### MATERIAL SUPPLIED
◆ ◆ ◆ ◆ ◆ ◆ ◆

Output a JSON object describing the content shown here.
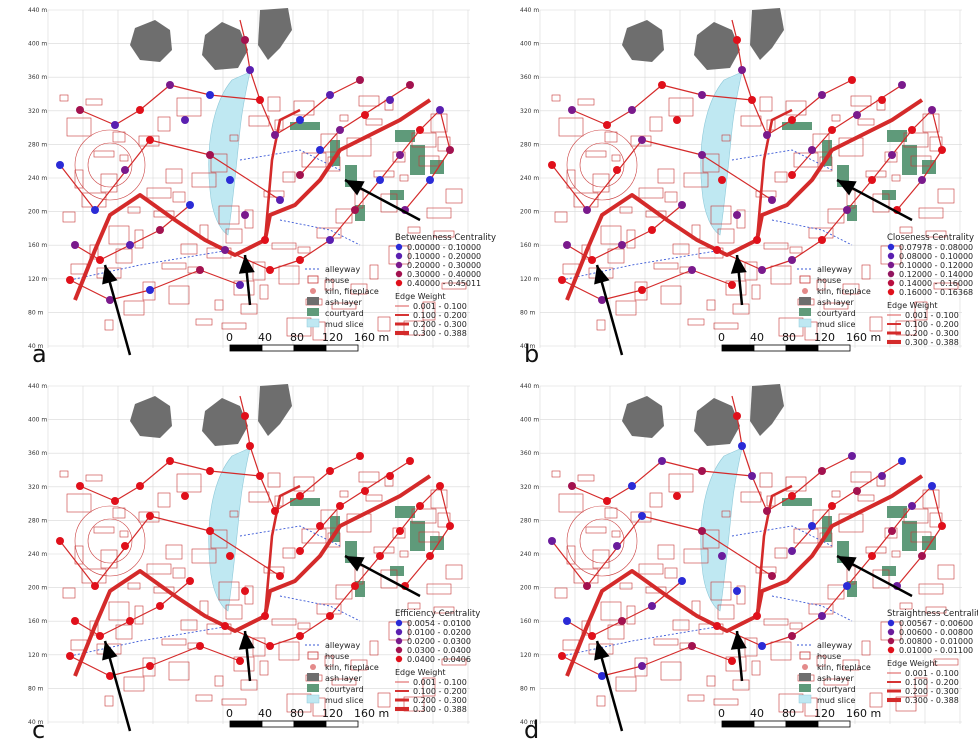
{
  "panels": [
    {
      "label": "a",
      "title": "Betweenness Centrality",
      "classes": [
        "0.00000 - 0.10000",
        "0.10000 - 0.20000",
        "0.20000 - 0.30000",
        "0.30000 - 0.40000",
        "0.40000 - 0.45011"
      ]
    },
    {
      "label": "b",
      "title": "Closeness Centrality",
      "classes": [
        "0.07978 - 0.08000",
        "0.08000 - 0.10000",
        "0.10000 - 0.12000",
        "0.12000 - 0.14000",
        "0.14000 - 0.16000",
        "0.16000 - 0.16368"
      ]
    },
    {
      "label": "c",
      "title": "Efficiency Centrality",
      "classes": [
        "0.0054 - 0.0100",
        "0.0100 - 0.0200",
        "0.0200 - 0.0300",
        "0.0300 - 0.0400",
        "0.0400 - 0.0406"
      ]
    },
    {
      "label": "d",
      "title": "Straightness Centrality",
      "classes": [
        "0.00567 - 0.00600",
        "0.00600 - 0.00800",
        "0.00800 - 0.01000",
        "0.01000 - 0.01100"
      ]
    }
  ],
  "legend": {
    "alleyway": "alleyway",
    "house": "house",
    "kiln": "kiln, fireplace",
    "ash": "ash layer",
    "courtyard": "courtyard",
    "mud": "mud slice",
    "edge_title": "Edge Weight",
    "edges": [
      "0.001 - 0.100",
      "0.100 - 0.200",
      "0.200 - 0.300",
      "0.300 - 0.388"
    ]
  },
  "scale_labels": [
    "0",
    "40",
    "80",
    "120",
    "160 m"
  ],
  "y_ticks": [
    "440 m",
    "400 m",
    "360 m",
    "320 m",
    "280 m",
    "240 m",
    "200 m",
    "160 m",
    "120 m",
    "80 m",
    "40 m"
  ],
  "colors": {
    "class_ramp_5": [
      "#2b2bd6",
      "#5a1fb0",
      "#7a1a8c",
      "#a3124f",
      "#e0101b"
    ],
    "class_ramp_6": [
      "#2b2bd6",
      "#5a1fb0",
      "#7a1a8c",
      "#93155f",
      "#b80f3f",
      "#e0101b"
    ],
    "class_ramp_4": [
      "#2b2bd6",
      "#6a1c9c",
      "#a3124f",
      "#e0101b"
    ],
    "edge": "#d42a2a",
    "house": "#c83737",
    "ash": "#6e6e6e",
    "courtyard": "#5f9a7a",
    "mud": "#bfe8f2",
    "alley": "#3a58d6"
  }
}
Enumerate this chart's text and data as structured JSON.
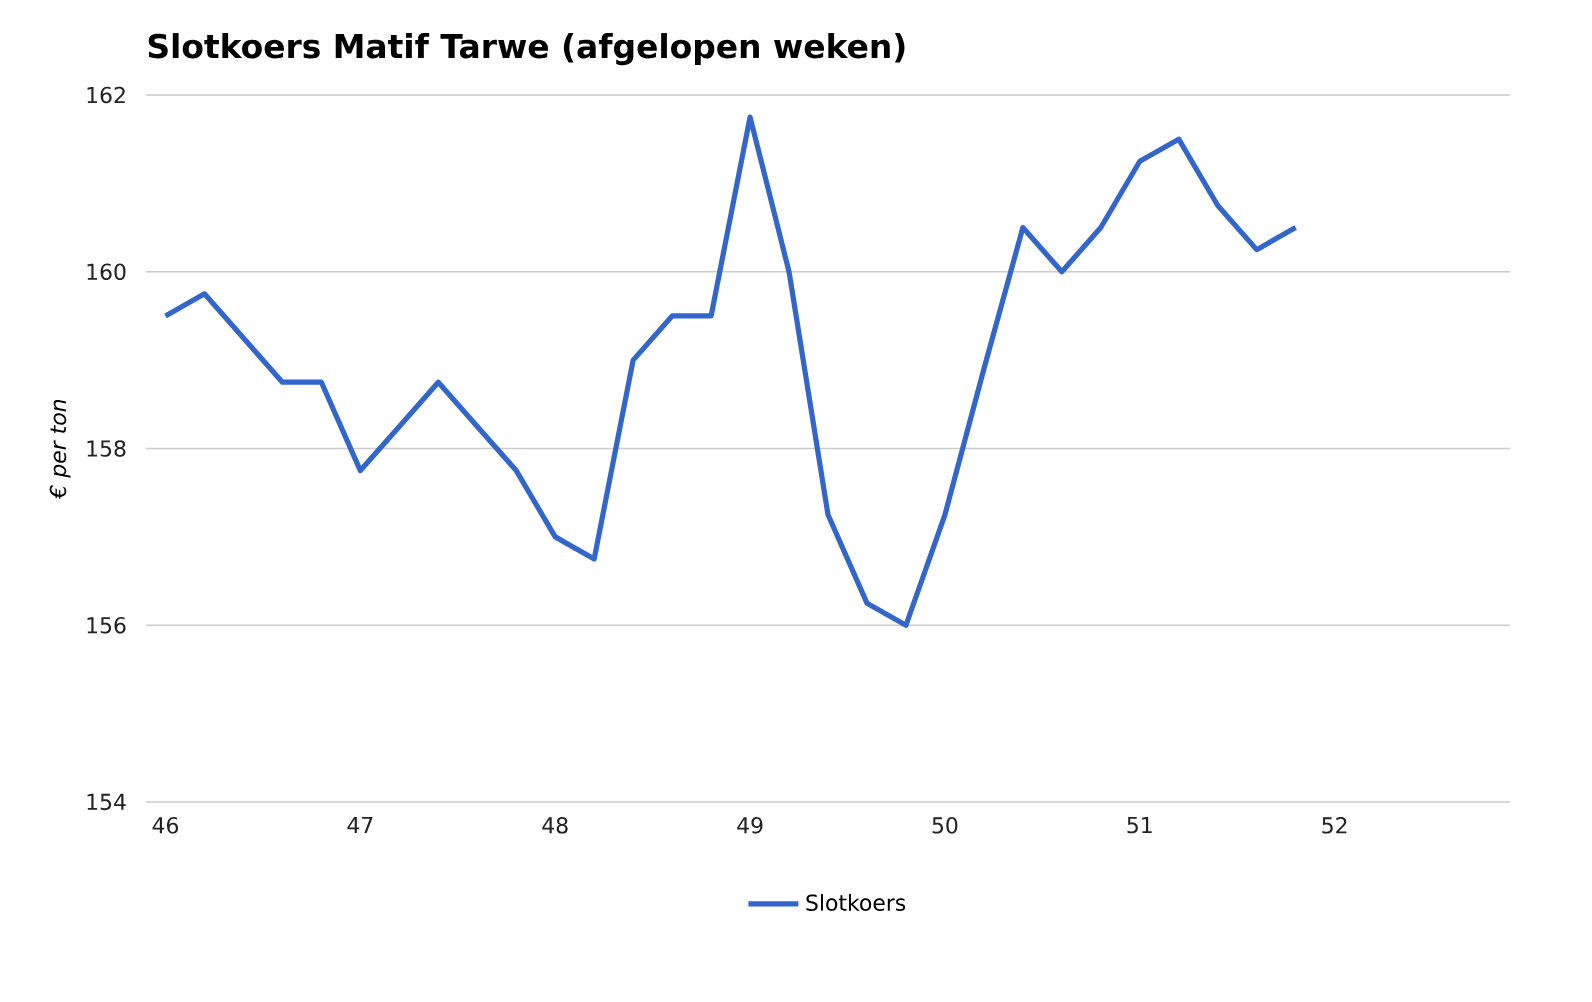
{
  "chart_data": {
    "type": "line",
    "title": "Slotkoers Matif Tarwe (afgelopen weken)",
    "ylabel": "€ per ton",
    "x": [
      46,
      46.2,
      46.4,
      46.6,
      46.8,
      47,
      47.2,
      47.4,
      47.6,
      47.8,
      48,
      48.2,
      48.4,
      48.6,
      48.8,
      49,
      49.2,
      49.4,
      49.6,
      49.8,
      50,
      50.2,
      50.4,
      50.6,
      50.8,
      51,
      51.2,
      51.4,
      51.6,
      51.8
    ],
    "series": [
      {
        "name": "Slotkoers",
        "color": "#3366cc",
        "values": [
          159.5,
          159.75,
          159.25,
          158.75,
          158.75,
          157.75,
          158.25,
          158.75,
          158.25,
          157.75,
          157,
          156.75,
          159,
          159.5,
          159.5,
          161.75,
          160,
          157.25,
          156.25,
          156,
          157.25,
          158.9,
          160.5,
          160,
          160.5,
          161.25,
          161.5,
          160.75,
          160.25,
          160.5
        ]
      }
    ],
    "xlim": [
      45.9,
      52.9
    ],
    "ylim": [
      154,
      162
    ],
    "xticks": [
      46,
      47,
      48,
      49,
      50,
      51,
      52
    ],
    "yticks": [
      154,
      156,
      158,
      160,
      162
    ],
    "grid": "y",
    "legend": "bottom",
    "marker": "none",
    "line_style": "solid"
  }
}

◆ ◆ ◆ ◆ ◆ ◆ ◆

### TO DO
Each line of the material must be retyped exactly, except that images are omitted.

### TASK RESPONSE
Output a JSON object describing the content shown here.
{
  "panels": [
    {
      "label": "a",
      "title": "Betweenness Centrality",
      "classes": [
        "0.00000 - 0.10000",
        "0.10000 - 0.20000",
        "0.20000 - 0.30000",
        "0.30000 - 0.40000",
        "0.40000 - 0.45011"
      ]
    },
    {
      "label": "b",
      "title": "Closeness Centrality",
      "classes": [
        "0.07978 - 0.08000",
        "0.08000 - 0.10000",
        "0.10000 - 0.12000",
        "0.12000 - 0.14000",
        "0.14000 - 0.16000",
        "0.16000 - 0.16368"
      ]
    },
    {
      "label": "c",
      "title": "Efficiency Centrality",
      "classes": [
        "0.0054 - 0.0100",
        "0.0100 - 0.0200",
        "0.0200 - 0.0300",
        "0.0300 - 0.0400",
        "0.0400 - 0.0406"
      ]
    },
    {
      "label": "d",
      "title": "Straightness Centrality",
      "classes": [
        "0.00567 - 0.00600",
        "0.00600 - 0.00800",
        "0.00800 - 0.01000",
        "0.01000 - 0.01100"
      ]
    }
  ],
  "legend": {
    "alleyway": "alleyway",
    "house": "house",
    "kiln": "kiln, fireplace",
    "ash": "ash layer",
    "courtyard": "courtyard",
    "mud": "mud slice",
    "edge_title": "Edge Weight",
    "edges": [
      "0.001 - 0.100",
      "0.100 - 0.200",
      "0.200 - 0.300",
      "0.300 - 0.388"
    ]
  },
  "scale_labels": [
    "0",
    "40",
    "80",
    "120",
    "160 m"
  ],
  "y_ticks": [
    "440 m",
    "400 m",
    "360 m",
    "320 m",
    "280 m",
    "240 m",
    "200 m",
    "160 m",
    "120 m",
    "80 m",
    "40 m"
  ],
  "colors": {
    "class_ramp_5": [
      "#2b2bd6",
      "#5a1fb0",
      "#7a1a8c",
      "#a3124f",
      "#e0101b"
    ],
    "class_ramp_6": [
      "#2b2bd6",
      "#5a1fb0",
      "#7a1a8c",
      "#93155f",
      "#b80f3f",
      "#e0101b"
    ],
    "class_ramp_4": [
      "#2b2bd6",
      "#6a1c9c",
      "#a3124f",
      "#e0101b"
    ],
    "edge": "#d42a2a",
    "house": "#c83737",
    "ash": "#6e6e6e",
    "courtyard": "#5f9a7a",
    "mud": "#bfe8f2",
    "alley": "#3a58d6"
  }
}
Enumerate this chart's text and data as structured JSON.
{
  "chart_data": {
    "type": "line",
    "title": "Slotkoers Matif Tarwe (afgelopen weken)",
    "ylabel": "€ per ton",
    "x": [
      46,
      46.2,
      46.4,
      46.6,
      46.8,
      47,
      47.2,
      47.4,
      47.6,
      47.8,
      48,
      48.2,
      48.4,
      48.6,
      48.8,
      49,
      49.2,
      49.4,
      49.6,
      49.8,
      50,
      50.2,
      50.4,
      50.6,
      50.8,
      51,
      51.2,
      51.4,
      51.6,
      51.8
    ],
    "series": [
      {
        "name": "Slotkoers",
        "color": "#3366cc",
        "values": [
          159.5,
          159.75,
          159.25,
          158.75,
          158.75,
          157.75,
          158.25,
          158.75,
          158.25,
          157.75,
          157,
          156.75,
          159,
          159.5,
          159.5,
          161.75,
          160,
          157.25,
          156.25,
          156,
          157.25,
          158.9,
          160.5,
          160,
          160.5,
          161.25,
          161.5,
          160.75,
          160.25,
          160.5
        ]
      }
    ],
    "xlim": [
      45.9,
      52.9
    ],
    "ylim": [
      154,
      162
    ],
    "xticks": [
      46,
      47,
      48,
      49,
      50,
      51,
      52
    ],
    "yticks": [
      154,
      156,
      158,
      160,
      162
    ],
    "grid": "y",
    "legend": "bottom",
    "marker": "none",
    "line_style": "solid"
  }
}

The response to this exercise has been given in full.